**EXERCISE OBJECTIVE:**
Look through the data and write out every line with the word "цены" in it.

**EXTRACTED ENTRIES:**
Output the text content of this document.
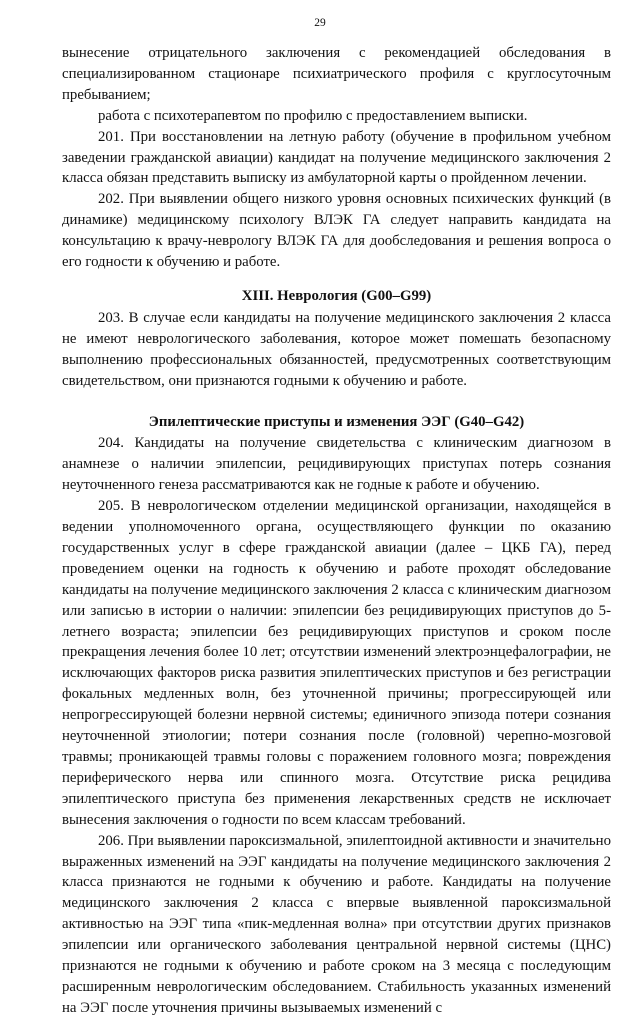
29

вынесение отрицательного заключения с рекомендацией обследования в специализированном стационаре психиатрического профиля с круглосуточным пребыванием;

работа с психотерапевтом по профилю с предоставлением выписки.

201. При восстановлении на летную работу (обучение в профильном учебном заведении гражданской авиации) кандидат на получение медицинского заключения 2 класса обязан представить выписку из амбулаторной карты о пройденном лечении.

202. При выявлении общего низкого уровня основных психических функций (в динамике) медицинскому психологу ВЛЭК ГА следует направить кандидата на консультацию к врачу-неврологу ВЛЭК ГА для дообследования и решения вопроса о его годности к обучению и работе.

XIII. Неврология (G00–G99)

203. В случае если кандидаты на получение медицинского заключения 2 класса не имеют неврологического заболевания, которое может помешать безопасному выполнению профессиональных обязанностей, предусмотренных соответствующим свидетельством, они признаются годными к обучению и работе.

Эпилептические приступы и изменения ЭЭГ (G40–G42)

204. Кандидаты на получение свидетельства с клиническим диагнозом в анамнезе о наличии эпилепсии, рецидивирующих приступах потерь сознания неуточненного генеза рассматриваются как не годные к работе и обучению.

205. В неврологическом отделении медицинской организации, находящейся в ведении уполномоченного органа, осуществляющего функции по оказанию государственных услуг в сфере гражданской авиации (далее – ЦКБ ГА), перед проведением оценки на годность к обучению и работе проходят обследование кандидаты на получение медицинского заключения 2 класса с клиническим диагнозом или записью в истории о наличии: эпилепсии без рецидивирующих приступов до 5-летнего возраста; эпилепсии без рецидивирующих приступов и сроком после прекращения лечения более 10 лет; отсутствии изменений электроэнцефалографии, не исключающих факторов риска развития эпилептических приступов и без регистрации фокальных медленных волн, без уточненной причины; прогрессирующей или непрогрессирующей болезни нервной системы; единичного эпизода потери сознания неуточненной этиологии; потери сознания после (головной) черепно-мозговой травмы; проникающей травмы головы с поражением головного мозга; повреждения периферического нерва или спинного мозга. Отсутствие риска рецидива эпилептического приступа без применения лекарственных средств не исключает вынесения заключения о годности по всем классам требований.

206. При выявлении пароксизмальной, эпилептоидной активности и значительно выраженных изменений на ЭЭГ кандидаты на получение медицинского заключения 2 класса признаются не годными к обучению и работе. Кандидаты на получение медицинского заключения 2 класса с впервые выявленной пароксизмальной активностью на ЭЭГ типа «пик-медленная волна» при отсутствии других признаков эпилепсии или органического заболевания центральной нервной системы (ЦНС) признаются не годными к обучению и работе сроком на 3 месяца с последующим расширенным неврологическим обследованием. Стабильность указанных изменений на ЭЭГ после уточнения причины вызываемых изменений с
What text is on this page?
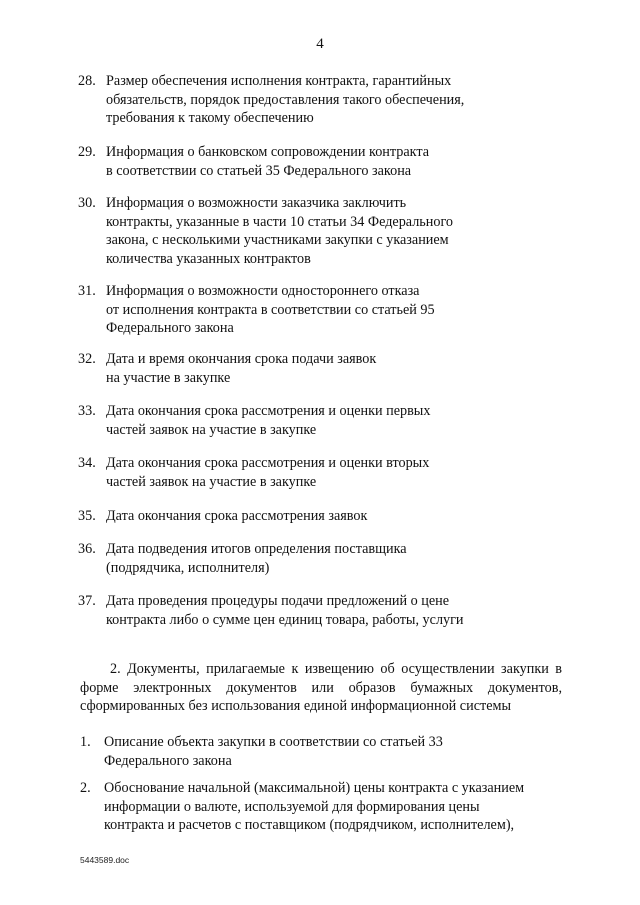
4
28. Размер обеспечения исполнения контракта, гарантийных
обязательств, порядок предоставления такого обеспечения,
требования к такому обеспечению
29. Информация о банковском сопровождении контракта
в соответствии со статьей 35 Федерального закона
30. Информация о возможности заказчика заключить
контракты, указанные в части 10 статьи 34 Федерального
закона, с несколькими участниками закупки с указанием
количества указанных контрактов
31. Информация о возможности одностороннего отказа
от исполнения контракта в соответствии со статьей 95
Федерального закона
32. Дата и время окончания срока подачи заявок
на участие в закупке
33. Дата окончания срока рассмотрения и оценки первых
частей заявок на участие в закупке
34. Дата окончания срока рассмотрения и оценки вторых
частей заявок на участие в закупке
35. Дата окончания срока рассмотрения заявок
36. Дата подведения итогов определения поставщика
(подрядчика, исполнителя)
37. Дата проведения процедуры подачи предложений о цене
контракта либо о сумме цен единиц товара, работы, услуги
2. Документы, прилагаемые к извещению об осуществлении закупки в форме электронных документов или образов бумажных документов, сформированных без использования единой информационной системы
1. Описание объекта закупки в соответствии со статьей 33
Федерального закона
2. Обоснование начальной (максимальной) цены контракта с указанием
информации о валюте, используемой для формирования цены
контракта и расчетов с поставщиком (подрядчиком, исполнителем),
5443589.doc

**FULL RESPONSE:**
2. Обоснование начальной (максимальной) цены контракта с указанием
информации о валюте, используемой для формирования цены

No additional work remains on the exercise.